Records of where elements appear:
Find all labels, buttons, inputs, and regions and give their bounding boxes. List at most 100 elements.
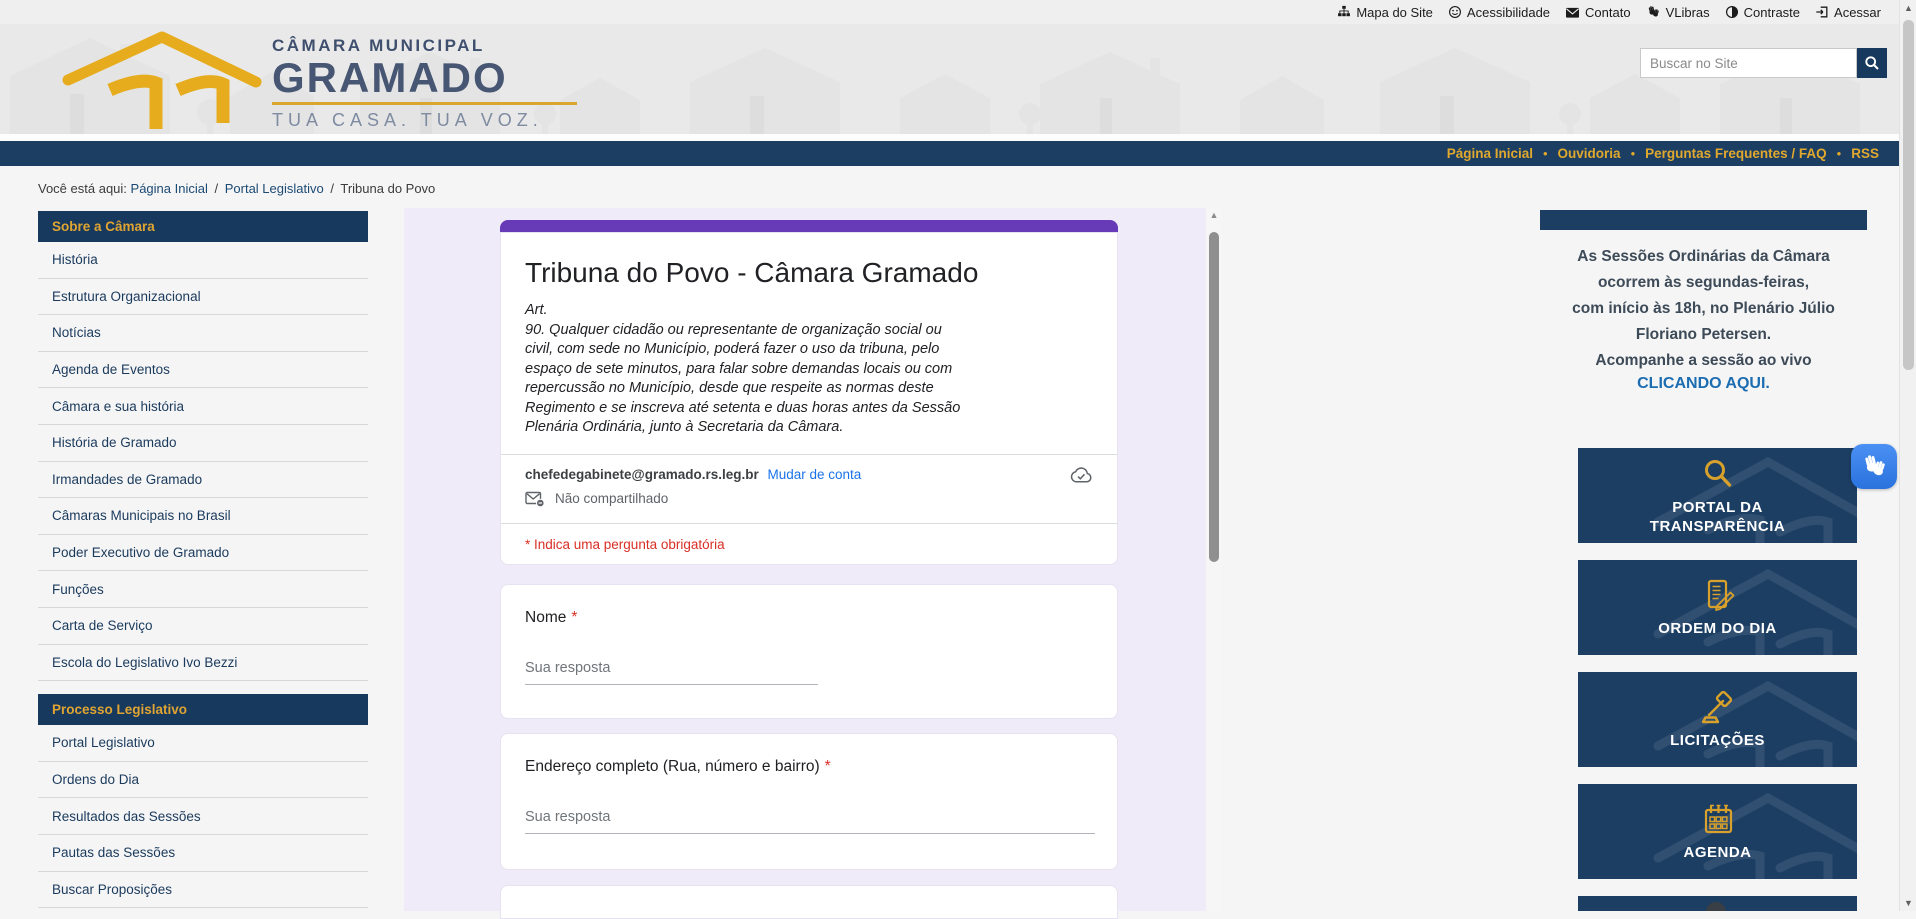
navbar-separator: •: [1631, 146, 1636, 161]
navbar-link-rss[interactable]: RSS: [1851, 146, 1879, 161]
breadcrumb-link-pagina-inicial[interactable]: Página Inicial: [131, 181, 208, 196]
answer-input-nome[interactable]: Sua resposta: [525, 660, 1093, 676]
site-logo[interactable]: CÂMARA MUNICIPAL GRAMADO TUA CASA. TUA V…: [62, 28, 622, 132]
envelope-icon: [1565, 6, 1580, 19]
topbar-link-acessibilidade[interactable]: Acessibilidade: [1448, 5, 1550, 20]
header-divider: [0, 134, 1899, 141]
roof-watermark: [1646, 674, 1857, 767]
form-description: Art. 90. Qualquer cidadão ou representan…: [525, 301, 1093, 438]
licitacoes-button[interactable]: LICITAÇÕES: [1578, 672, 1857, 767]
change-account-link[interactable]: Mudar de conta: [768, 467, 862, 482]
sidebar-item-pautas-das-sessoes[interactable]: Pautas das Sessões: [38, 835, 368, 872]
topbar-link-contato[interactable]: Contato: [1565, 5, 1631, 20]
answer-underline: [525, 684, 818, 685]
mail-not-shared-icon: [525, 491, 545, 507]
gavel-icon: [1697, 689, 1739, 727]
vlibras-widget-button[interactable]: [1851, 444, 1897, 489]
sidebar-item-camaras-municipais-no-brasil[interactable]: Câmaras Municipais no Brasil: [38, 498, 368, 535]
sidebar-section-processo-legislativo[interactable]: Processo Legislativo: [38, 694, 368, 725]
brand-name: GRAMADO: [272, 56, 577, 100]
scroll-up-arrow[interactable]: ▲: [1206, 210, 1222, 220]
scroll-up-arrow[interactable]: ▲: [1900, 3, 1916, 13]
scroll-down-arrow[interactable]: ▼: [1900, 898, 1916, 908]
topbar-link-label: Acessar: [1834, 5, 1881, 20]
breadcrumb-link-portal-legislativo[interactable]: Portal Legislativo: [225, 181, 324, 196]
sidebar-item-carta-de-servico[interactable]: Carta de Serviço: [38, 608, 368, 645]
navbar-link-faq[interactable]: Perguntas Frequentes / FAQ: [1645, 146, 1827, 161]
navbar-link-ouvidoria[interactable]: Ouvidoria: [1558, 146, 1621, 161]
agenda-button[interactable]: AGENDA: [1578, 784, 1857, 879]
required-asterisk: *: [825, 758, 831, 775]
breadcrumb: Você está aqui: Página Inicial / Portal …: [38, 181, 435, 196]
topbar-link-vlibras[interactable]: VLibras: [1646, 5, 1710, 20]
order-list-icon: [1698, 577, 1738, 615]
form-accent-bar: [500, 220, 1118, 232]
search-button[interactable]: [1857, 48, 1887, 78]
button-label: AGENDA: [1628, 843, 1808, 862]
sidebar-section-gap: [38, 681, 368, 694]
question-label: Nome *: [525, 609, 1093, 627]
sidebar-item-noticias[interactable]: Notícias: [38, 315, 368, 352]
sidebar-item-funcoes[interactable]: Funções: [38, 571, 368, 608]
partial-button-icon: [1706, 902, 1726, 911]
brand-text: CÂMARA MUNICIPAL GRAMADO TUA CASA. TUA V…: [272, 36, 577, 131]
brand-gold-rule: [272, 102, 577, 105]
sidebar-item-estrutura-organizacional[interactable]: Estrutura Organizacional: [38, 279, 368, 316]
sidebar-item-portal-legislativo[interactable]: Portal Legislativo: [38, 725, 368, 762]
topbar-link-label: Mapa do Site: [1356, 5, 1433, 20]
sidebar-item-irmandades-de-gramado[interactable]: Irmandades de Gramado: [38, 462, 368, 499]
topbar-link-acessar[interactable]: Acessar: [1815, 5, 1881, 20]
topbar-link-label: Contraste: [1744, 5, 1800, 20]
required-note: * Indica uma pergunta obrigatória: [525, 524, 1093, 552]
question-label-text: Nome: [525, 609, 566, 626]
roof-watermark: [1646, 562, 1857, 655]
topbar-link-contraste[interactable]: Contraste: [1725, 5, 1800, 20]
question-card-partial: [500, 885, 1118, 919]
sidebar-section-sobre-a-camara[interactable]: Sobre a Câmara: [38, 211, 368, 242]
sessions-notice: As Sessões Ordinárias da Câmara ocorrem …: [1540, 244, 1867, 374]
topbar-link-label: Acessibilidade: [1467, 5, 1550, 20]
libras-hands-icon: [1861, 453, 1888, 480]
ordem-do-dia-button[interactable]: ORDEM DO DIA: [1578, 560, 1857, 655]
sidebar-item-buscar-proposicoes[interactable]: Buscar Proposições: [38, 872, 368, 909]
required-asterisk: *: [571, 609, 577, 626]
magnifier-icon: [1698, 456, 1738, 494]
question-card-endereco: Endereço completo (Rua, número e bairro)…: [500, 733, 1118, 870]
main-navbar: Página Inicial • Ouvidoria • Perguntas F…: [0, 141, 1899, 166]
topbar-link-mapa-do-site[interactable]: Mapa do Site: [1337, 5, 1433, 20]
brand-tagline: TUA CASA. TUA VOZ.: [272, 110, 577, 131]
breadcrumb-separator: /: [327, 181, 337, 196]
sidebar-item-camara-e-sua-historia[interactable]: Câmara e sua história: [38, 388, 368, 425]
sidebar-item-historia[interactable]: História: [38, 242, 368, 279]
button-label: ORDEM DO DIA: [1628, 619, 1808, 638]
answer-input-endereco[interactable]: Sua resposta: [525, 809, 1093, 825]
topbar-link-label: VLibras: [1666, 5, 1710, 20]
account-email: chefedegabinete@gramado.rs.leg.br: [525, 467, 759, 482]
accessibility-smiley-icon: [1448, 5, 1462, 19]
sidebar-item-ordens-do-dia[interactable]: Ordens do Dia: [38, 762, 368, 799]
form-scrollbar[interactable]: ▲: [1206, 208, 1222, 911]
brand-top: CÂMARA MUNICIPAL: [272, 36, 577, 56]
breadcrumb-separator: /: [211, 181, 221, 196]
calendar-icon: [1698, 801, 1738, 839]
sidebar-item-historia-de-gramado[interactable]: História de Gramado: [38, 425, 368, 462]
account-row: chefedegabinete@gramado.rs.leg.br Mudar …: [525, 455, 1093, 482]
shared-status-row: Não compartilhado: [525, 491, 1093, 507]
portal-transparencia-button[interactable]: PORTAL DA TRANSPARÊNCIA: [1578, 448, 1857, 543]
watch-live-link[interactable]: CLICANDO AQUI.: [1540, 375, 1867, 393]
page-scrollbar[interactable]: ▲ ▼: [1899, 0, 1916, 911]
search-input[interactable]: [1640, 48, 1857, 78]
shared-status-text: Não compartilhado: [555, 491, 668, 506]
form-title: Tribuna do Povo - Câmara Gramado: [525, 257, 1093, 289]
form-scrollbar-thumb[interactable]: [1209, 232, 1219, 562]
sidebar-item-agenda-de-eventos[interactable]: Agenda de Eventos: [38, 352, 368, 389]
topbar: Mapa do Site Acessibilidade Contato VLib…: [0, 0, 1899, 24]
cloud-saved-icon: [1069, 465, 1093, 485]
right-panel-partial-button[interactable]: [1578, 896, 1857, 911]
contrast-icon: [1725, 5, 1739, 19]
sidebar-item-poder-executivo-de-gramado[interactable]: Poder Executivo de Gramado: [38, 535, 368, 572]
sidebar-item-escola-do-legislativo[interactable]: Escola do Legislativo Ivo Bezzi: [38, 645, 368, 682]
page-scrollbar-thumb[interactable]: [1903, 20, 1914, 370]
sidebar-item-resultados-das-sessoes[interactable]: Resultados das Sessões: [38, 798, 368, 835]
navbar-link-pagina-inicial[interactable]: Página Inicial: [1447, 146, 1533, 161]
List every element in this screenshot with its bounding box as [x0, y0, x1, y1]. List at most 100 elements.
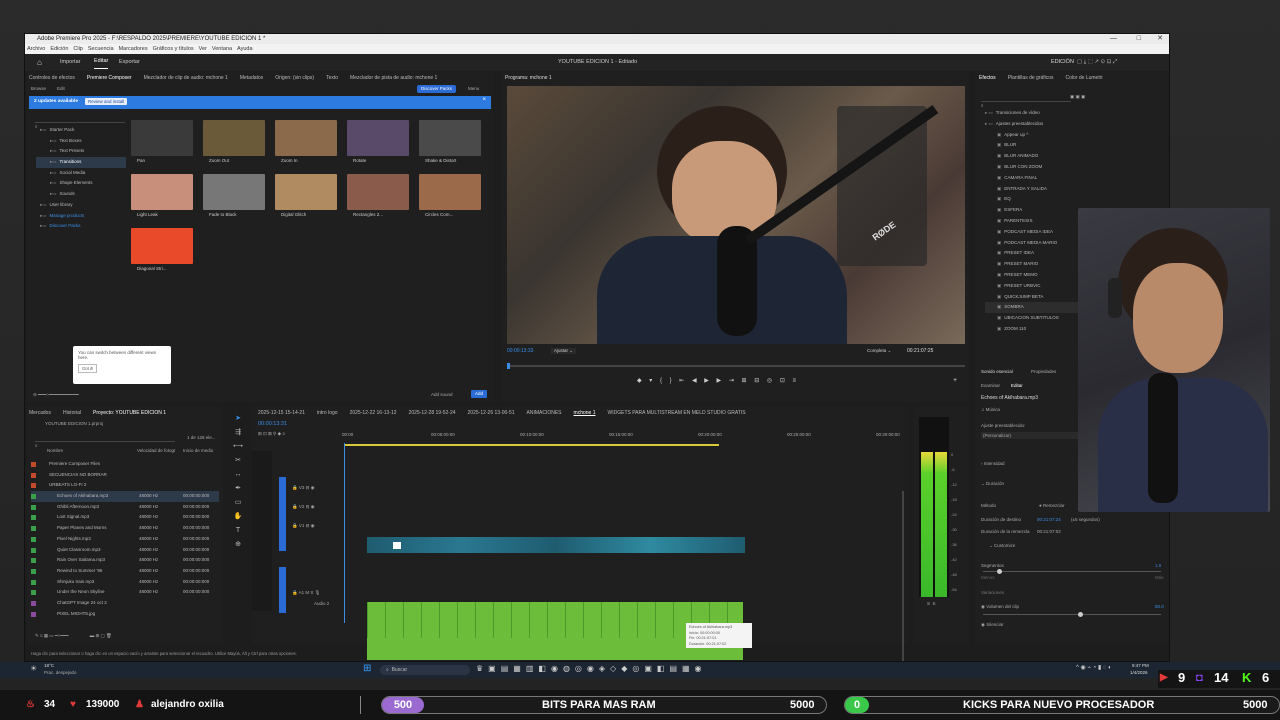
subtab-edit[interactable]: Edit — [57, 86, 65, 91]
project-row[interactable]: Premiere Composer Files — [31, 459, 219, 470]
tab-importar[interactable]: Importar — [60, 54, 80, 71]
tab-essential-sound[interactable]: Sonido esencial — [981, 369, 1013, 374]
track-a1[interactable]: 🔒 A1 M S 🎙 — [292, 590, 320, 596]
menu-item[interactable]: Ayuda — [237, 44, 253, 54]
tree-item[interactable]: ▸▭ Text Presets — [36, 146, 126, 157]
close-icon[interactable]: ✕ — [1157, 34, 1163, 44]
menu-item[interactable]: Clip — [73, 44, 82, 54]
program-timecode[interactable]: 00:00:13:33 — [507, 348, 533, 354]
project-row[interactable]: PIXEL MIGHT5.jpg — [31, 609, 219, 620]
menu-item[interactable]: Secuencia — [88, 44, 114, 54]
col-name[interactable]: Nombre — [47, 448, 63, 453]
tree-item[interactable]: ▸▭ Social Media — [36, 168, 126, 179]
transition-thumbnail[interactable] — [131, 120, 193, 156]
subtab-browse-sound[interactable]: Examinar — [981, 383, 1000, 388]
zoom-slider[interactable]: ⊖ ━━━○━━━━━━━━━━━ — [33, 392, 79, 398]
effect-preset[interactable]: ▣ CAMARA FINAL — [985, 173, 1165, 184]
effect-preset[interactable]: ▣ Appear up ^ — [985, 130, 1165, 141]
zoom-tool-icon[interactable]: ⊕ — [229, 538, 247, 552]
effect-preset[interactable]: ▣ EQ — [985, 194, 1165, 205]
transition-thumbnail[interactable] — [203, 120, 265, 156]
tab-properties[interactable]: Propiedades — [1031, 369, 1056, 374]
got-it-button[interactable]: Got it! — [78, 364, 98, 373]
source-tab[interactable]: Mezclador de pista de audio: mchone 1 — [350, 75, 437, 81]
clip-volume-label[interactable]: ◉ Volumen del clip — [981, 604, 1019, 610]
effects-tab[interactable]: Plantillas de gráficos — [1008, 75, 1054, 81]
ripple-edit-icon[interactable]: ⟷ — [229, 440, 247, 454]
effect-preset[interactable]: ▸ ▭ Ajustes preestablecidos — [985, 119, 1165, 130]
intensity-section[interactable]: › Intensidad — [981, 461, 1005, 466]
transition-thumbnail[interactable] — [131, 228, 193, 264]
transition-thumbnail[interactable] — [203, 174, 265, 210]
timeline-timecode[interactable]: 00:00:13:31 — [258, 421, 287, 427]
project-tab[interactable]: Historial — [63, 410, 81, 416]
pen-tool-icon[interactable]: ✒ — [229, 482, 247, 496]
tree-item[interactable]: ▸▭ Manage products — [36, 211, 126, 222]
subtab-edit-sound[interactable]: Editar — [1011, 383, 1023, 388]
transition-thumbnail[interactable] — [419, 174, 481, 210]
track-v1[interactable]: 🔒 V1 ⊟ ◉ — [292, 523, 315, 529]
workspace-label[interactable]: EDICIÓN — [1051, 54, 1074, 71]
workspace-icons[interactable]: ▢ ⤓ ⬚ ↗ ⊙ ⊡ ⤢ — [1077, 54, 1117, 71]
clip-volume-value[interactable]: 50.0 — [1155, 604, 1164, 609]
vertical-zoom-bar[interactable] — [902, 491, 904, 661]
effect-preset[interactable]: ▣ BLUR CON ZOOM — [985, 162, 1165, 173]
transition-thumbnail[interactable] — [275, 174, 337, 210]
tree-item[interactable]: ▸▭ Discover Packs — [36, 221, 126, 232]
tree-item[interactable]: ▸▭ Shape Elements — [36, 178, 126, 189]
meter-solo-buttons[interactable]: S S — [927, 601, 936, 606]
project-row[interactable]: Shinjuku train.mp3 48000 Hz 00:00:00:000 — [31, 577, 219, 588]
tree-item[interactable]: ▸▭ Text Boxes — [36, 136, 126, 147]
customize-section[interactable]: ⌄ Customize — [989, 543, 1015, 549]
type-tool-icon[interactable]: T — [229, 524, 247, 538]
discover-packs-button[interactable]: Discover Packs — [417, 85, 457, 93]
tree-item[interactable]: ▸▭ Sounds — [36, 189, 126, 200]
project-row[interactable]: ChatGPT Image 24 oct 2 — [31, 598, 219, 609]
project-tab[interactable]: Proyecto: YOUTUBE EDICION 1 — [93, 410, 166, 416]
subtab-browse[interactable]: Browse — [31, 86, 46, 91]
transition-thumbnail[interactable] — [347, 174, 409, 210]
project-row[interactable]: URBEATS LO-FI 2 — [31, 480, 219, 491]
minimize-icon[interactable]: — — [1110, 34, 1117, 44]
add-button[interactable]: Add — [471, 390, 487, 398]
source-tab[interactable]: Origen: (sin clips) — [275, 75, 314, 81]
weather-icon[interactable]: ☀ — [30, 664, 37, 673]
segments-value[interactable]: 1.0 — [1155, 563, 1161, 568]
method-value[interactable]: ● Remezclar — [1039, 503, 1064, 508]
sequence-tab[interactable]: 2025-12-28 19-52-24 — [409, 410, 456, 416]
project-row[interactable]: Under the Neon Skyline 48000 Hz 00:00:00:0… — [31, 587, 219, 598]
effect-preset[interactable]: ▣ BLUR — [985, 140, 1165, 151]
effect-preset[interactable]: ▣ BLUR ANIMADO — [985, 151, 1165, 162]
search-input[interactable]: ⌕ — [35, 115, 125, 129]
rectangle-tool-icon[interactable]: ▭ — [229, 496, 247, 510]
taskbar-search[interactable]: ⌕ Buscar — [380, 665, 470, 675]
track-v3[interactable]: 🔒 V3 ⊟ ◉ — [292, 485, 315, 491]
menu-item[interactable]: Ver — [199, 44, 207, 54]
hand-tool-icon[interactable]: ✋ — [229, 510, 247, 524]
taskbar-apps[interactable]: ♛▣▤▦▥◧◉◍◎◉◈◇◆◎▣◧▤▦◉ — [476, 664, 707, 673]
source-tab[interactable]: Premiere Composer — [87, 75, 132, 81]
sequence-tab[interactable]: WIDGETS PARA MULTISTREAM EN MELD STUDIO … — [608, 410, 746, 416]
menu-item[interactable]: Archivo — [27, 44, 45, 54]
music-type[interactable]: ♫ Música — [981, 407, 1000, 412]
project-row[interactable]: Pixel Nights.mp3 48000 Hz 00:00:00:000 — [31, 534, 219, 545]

-- Task to carry out --
Extract the rows from the line with "subtab-edit[interactable]: Edit —" up to and including the line with "tree-item[interactable]: ▸▭ Social", and repeat them exactly as they appear.

-- Written response --
subtab-edit[interactable]: Edit — [57, 86, 65, 91]
project-row[interactable]: Premiere Composer Files — [31, 459, 219, 470]
tab-importar[interactable]: Importar — [60, 54, 80, 71]
tab-essential-sound[interactable]: Sonido esencial — [981, 369, 1013, 374]
track-a1[interactable]: 🔒 A1 M S 🎙 — [292, 590, 320, 596]
menu-item[interactable]: Ayuda — [237, 44, 253, 54]
tree-item[interactable]: ▸▭ Text Presets — [36, 146, 126, 157]
close-icon[interactable]: ✕ — [1157, 34, 1163, 44]
menu-item[interactable]: Clip — [73, 44, 82, 54]
program-timecode[interactable]: 00:00:13:33 — [507, 348, 533, 354]
project-row[interactable]: PIXEL MIGHT5.jpg — [31, 609, 219, 620]
menu-item[interactable]: Secuencia — [88, 44, 114, 54]
col-name[interactable]: Nombre — [47, 448, 63, 453]
tree-item[interactable]: ▸▭ Social Media — [36, 168, 126, 179]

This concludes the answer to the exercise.